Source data
╔══

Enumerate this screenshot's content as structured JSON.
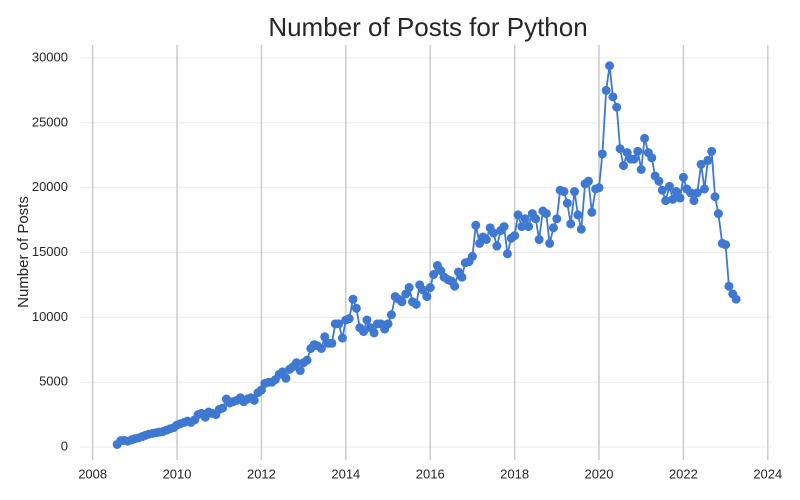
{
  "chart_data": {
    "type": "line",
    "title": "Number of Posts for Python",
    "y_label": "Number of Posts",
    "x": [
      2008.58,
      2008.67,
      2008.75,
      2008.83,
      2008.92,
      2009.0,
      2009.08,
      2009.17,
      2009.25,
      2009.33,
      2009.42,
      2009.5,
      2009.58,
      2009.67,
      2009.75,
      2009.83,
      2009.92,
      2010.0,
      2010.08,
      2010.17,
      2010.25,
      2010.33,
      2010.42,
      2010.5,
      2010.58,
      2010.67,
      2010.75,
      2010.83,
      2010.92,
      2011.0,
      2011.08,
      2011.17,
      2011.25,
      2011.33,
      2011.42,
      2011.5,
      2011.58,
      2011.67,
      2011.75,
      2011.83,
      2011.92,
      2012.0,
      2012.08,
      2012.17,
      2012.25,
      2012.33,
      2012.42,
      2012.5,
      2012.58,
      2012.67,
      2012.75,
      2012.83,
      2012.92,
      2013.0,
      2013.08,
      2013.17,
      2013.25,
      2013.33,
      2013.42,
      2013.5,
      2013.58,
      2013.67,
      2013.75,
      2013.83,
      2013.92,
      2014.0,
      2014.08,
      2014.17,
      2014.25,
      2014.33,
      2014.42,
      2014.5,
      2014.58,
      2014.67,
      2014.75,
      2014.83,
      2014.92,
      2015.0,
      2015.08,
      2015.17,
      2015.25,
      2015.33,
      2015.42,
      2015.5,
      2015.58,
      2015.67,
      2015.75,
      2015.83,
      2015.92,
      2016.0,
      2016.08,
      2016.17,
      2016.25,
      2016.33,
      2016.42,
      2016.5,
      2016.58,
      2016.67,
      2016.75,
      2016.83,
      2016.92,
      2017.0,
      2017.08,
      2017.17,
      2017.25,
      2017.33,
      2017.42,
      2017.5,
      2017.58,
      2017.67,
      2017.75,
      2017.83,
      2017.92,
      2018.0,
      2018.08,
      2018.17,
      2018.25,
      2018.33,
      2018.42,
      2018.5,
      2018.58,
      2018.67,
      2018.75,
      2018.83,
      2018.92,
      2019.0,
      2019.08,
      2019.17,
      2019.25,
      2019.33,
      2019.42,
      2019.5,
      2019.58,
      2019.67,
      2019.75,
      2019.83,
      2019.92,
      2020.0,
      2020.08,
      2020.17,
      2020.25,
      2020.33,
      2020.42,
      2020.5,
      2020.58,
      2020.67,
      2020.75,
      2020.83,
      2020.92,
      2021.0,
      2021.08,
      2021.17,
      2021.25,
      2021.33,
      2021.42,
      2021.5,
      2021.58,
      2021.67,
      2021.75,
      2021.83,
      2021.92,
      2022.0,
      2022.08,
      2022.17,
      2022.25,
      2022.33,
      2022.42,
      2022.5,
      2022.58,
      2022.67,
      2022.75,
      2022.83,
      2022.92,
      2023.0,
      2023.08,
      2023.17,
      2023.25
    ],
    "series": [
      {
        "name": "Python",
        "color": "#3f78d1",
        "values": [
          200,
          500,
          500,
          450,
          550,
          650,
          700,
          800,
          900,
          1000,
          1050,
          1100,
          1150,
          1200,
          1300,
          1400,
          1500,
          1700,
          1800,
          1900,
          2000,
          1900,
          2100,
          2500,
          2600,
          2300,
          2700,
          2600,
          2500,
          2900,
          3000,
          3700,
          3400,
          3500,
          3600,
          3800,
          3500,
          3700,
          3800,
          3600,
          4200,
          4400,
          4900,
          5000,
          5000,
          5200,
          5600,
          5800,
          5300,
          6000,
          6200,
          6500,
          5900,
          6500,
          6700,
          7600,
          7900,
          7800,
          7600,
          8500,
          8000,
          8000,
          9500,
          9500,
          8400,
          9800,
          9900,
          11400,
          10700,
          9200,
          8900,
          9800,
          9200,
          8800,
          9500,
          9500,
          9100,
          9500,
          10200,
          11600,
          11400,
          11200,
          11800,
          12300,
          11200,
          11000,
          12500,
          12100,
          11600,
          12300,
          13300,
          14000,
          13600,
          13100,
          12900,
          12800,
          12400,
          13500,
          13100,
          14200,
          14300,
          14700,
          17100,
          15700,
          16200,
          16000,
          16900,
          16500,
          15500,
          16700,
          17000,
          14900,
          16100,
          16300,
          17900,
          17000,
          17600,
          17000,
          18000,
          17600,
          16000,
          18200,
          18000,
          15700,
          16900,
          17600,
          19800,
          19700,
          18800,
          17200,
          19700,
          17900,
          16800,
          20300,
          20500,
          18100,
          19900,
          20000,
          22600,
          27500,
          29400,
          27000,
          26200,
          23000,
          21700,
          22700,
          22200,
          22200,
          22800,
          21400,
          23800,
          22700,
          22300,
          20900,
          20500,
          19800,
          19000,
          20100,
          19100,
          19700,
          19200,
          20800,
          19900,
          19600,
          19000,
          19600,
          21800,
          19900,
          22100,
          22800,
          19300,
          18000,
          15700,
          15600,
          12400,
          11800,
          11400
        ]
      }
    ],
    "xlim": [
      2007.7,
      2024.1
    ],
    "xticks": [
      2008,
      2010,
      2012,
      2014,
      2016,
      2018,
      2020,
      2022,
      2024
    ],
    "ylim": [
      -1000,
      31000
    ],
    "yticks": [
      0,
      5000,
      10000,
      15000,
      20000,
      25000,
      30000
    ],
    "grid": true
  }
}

╚══

- _TASK TO CARRY OUT_
A faithful copy of the records above is needed, with the pictures left out.

- _FINAL RESULT_
Enumerate this screenshot's content as structured JSON.
{
  "chart_data": {
    "type": "line",
    "title": "Number of Posts for Python",
    "y_label": "Number of Posts",
    "x": [
      2008.58,
      2008.67,
      2008.75,
      2008.83,
      2008.92,
      2009.0,
      2009.08,
      2009.17,
      2009.25,
      2009.33,
      2009.42,
      2009.5,
      2009.58,
      2009.67,
      2009.75,
      2009.83,
      2009.92,
      2010.0,
      2010.08,
      2010.17,
      2010.25,
      2010.33,
      2010.42,
      2010.5,
      2010.58,
      2010.67,
      2010.75,
      2010.83,
      2010.92,
      2011.0,
      2011.08,
      2011.17,
      2011.25,
      2011.33,
      2011.42,
      2011.5,
      2011.58,
      2011.67,
      2011.75,
      2011.83,
      2011.92,
      2012.0,
      2012.08,
      2012.17,
      2012.25,
      2012.33,
      2012.42,
      2012.5,
      2012.58,
      2012.67,
      2012.75,
      2012.83,
      2012.92,
      2013.0,
      2013.08,
      2013.17,
      2013.25,
      2013.33,
      2013.42,
      2013.5,
      2013.58,
      2013.67,
      2013.75,
      2013.83,
      2013.92,
      2014.0,
      2014.08,
      2014.17,
      2014.25,
      2014.33,
      2014.42,
      2014.5,
      2014.58,
      2014.67,
      2014.75,
      2014.83,
      2014.92,
      2015.0,
      2015.08,
      2015.17,
      2015.25,
      2015.33,
      2015.42,
      2015.5,
      2015.58,
      2015.67,
      2015.75,
      2015.83,
      2015.92,
      2016.0,
      2016.08,
      2016.17,
      2016.25,
      2016.33,
      2016.42,
      2016.5,
      2016.58,
      2016.67,
      2016.75,
      2016.83,
      2016.92,
      2017.0,
      2017.08,
      2017.17,
      2017.25,
      2017.33,
      2017.42,
      2017.5,
      2017.58,
      2017.67,
      2017.75,
      2017.83,
      2017.92,
      2018.0,
      2018.08,
      2018.17,
      2018.25,
      2018.33,
      2018.42,
      2018.5,
      2018.58,
      2018.67,
      2018.75,
      2018.83,
      2018.92,
      2019.0,
      2019.08,
      2019.17,
      2019.25,
      2019.33,
      2019.42,
      2019.5,
      2019.58,
      2019.67,
      2019.75,
      2019.83,
      2019.92,
      2020.0,
      2020.08,
      2020.17,
      2020.25,
      2020.33,
      2020.42,
      2020.5,
      2020.58,
      2020.67,
      2020.75,
      2020.83,
      2020.92,
      2021.0,
      2021.08,
      2021.17,
      2021.25,
      2021.33,
      2021.42,
      2021.5,
      2021.58,
      2021.67,
      2021.75,
      2021.83,
      2021.92,
      2022.0,
      2022.08,
      2022.17,
      2022.25,
      2022.33,
      2022.42,
      2022.5,
      2022.58,
      2022.67,
      2022.75,
      2022.83,
      2022.92,
      2023.0,
      2023.08,
      2023.17,
      2023.25
    ],
    "series": [
      {
        "name": "Python",
        "color": "#3f78d1",
        "values": [
          200,
          500,
          500,
          450,
          550,
          650,
          700,
          800,
          900,
          1000,
          1050,
          1100,
          1150,
          1200,
          1300,
          1400,
          1500,
          1700,
          1800,
          1900,
          2000,
          1900,
          2100,
          2500,
          2600,
          2300,
          2700,
          2600,
          2500,
          2900,
          3000,
          3700,
          3400,
          3500,
          3600,
          3800,
          3500,
          3700,
          3800,
          3600,
          4200,
          4400,
          4900,
          5000,
          5000,
          5200,
          5600,
          5800,
          5300,
          6000,
          6200,
          6500,
          5900,
          6500,
          6700,
          7600,
          7900,
          7800,
          7600,
          8500,
          8000,
          8000,
          9500,
          9500,
          8400,
          9800,
          9900,
          11400,
          10700,
          9200,
          8900,
          9800,
          9200,
          8800,
          9500,
          9500,
          9100,
          9500,
          10200,
          11600,
          11400,
          11200,
          11800,
          12300,
          11200,
          11000,
          12500,
          12100,
          11600,
          12300,
          13300,
          14000,
          13600,
          13100,
          12900,
          12800,
          12400,
          13500,
          13100,
          14200,
          14300,
          14700,
          17100,
          15700,
          16200,
          16000,
          16900,
          16500,
          15500,
          16700,
          17000,
          14900,
          16100,
          16300,
          17900,
          17000,
          17600,
          17000,
          18000,
          17600,
          16000,
          18200,
          18000,
          15700,
          16900,
          17600,
          19800,
          19700,
          18800,
          17200,
          19700,
          17900,
          16800,
          20300,
          20500,
          18100,
          19900,
          20000,
          22600,
          27500,
          29400,
          27000,
          26200,
          23000,
          21700,
          22700,
          22200,
          22200,
          22800,
          21400,
          23800,
          22700,
          22300,
          20900,
          20500,
          19800,
          19000,
          20100,
          19100,
          19700,
          19200,
          20800,
          19900,
          19600,
          19000,
          19600,
          21800,
          19900,
          22100,
          22800,
          19300,
          18000,
          15700,
          15600,
          12400,
          11800,
          11400
        ]
      }
    ],
    "xlim": [
      2007.7,
      2024.1
    ],
    "xticks": [
      2008,
      2010,
      2012,
      2014,
      2016,
      2018,
      2020,
      2022,
      2024
    ],
    "ylim": [
      -1000,
      31000
    ],
    "yticks": [
      0,
      5000,
      10000,
      15000,
      20000,
      25000,
      30000
    ],
    "grid": true
  }
}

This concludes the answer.